[Stated goal]
Search the material for the word "this" and copy each line that holds it.

[Material shown]
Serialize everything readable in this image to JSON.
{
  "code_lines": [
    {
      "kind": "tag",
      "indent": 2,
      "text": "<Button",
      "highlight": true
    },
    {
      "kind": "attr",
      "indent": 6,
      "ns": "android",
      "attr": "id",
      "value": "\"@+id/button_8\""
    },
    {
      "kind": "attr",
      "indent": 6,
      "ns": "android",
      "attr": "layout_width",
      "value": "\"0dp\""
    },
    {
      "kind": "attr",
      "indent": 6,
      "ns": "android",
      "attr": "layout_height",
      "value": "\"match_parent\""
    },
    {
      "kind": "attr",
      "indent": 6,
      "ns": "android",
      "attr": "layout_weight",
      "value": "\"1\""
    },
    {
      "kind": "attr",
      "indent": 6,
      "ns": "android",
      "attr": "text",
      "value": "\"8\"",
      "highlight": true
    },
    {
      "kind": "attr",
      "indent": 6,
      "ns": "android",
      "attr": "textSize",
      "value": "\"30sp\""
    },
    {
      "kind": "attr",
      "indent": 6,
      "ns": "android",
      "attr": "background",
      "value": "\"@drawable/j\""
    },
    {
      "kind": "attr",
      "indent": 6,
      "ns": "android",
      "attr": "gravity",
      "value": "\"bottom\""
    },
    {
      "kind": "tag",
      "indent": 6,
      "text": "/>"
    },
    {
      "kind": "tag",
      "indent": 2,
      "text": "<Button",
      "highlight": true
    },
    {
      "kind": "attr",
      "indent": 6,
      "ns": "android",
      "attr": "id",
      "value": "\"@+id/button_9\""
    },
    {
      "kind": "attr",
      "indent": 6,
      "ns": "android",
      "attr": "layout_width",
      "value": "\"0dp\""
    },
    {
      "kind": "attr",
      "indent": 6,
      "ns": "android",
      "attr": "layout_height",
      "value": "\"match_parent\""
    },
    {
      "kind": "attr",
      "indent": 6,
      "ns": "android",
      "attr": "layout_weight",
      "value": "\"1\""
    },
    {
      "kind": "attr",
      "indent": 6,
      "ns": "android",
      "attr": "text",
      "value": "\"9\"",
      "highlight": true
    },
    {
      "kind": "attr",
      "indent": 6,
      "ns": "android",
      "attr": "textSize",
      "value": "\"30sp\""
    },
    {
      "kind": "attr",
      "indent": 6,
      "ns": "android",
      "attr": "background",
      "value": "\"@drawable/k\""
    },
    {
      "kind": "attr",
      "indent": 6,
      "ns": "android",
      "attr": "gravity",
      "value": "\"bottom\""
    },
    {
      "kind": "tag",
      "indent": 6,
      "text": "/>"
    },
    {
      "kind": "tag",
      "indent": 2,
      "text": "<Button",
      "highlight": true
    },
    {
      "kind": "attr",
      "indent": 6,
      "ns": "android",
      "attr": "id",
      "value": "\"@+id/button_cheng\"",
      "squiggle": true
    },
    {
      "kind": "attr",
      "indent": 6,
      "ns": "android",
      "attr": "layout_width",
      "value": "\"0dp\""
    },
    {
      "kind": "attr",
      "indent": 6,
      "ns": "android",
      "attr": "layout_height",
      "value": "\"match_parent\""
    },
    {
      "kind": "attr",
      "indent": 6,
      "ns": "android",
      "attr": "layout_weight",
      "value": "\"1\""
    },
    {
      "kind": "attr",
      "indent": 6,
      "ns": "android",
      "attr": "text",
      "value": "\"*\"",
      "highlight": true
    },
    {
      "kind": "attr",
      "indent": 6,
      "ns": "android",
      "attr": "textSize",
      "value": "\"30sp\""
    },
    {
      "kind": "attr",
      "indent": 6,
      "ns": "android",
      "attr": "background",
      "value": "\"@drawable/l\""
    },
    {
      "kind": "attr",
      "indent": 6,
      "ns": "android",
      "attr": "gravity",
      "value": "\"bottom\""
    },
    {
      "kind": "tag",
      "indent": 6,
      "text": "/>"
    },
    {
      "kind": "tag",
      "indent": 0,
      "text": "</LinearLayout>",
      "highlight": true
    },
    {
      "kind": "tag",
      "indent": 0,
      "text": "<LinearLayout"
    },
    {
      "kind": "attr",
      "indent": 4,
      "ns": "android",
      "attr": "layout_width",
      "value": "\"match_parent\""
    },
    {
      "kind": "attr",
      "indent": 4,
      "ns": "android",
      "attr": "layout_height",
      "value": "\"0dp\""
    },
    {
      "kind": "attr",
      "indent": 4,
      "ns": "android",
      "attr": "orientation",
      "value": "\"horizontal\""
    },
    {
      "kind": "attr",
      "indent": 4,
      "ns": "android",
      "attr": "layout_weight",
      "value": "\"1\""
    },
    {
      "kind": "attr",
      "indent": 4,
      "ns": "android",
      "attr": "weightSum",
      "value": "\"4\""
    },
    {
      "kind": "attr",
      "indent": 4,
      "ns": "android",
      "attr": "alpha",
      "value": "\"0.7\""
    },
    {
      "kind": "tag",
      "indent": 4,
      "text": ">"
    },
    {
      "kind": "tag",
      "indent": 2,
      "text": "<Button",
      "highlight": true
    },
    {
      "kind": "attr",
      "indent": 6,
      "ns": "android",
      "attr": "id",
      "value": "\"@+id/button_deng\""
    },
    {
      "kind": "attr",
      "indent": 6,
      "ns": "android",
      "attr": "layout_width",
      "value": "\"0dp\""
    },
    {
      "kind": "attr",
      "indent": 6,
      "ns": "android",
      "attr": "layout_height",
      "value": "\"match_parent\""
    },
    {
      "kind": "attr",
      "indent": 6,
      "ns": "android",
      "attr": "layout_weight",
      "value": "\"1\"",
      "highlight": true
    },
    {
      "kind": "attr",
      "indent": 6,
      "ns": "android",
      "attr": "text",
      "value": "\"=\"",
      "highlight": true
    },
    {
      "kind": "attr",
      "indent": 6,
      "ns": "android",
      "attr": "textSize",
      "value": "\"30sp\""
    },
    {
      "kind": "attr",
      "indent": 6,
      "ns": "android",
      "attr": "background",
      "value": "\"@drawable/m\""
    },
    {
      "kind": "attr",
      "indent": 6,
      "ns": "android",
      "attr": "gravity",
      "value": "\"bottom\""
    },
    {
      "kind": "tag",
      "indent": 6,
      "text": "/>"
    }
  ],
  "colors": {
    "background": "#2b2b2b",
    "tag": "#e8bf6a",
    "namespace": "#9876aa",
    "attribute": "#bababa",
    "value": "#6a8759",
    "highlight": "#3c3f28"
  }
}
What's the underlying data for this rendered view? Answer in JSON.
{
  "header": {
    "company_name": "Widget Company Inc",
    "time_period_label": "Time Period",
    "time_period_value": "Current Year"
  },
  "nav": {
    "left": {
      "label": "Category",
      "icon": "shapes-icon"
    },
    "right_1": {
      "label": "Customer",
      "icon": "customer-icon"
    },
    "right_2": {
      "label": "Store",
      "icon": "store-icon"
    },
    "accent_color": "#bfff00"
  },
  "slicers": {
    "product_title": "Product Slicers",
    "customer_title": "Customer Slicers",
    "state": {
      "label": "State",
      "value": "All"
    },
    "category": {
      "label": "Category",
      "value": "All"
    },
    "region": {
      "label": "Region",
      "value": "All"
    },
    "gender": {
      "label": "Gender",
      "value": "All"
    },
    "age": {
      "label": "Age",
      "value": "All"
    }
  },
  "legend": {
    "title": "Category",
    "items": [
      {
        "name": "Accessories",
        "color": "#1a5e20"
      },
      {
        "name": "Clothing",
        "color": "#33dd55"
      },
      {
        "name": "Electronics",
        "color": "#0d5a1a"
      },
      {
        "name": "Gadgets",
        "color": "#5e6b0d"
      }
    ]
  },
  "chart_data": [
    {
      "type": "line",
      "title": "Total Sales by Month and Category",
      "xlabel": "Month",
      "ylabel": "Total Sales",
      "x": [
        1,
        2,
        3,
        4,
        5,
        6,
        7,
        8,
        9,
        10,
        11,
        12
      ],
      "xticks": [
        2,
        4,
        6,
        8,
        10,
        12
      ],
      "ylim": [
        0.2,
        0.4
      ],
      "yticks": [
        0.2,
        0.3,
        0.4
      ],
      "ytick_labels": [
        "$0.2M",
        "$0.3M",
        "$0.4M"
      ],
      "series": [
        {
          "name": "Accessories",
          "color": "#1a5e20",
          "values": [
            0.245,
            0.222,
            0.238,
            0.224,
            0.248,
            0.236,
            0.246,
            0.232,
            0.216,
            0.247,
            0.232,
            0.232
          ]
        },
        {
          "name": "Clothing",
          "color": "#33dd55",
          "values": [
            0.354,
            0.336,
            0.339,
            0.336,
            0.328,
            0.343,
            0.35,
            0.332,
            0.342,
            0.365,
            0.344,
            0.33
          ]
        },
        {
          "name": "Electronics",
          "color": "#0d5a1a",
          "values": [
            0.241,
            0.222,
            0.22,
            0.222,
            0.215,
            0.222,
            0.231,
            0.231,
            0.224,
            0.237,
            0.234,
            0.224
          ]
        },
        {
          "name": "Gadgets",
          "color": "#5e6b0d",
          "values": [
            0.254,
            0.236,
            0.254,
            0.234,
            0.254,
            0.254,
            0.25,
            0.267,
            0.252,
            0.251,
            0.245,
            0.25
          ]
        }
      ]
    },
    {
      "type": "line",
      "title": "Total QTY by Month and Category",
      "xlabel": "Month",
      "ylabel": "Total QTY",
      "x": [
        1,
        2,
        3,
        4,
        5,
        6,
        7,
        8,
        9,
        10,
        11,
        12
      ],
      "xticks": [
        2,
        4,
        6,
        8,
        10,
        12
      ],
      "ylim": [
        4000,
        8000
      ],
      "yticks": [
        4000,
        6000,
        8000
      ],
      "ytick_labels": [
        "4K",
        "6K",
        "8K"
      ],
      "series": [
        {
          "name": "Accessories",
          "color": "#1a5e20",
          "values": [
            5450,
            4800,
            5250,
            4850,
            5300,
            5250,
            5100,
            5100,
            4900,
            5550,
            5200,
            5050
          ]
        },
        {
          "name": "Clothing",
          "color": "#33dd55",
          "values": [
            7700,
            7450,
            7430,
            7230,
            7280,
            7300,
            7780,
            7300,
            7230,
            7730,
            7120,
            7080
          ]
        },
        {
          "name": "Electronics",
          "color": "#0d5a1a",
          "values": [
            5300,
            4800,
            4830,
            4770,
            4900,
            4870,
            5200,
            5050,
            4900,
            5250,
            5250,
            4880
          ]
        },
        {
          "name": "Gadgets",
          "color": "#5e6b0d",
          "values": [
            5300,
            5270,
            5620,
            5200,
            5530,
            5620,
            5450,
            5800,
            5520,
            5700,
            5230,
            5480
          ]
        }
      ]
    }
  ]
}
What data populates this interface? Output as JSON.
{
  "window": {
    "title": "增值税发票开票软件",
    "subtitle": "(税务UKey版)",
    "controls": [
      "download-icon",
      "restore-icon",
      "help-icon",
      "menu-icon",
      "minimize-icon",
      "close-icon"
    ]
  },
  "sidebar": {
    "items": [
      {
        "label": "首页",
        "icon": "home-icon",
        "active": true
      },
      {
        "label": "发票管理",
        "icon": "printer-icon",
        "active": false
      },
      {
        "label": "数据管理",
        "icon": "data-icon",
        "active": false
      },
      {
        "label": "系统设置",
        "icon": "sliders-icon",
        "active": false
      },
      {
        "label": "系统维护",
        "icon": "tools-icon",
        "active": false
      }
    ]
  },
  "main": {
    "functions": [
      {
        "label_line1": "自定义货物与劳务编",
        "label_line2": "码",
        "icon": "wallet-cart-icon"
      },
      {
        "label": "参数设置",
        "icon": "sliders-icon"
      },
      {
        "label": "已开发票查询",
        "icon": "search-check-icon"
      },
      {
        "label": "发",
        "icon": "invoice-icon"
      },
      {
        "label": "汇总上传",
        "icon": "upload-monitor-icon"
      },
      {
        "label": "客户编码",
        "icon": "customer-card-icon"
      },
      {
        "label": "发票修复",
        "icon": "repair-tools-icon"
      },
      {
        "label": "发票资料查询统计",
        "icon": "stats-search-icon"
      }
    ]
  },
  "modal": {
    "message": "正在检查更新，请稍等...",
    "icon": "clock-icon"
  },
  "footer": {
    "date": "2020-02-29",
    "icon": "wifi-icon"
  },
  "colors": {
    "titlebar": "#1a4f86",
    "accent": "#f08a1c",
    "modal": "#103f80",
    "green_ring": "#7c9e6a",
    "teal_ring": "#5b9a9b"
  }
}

[The response]
Serialize everything readable in this image to JSON.
What's the underlying data for this rendered view? Answer in JSON.
What data populates this interface? Output as JSON.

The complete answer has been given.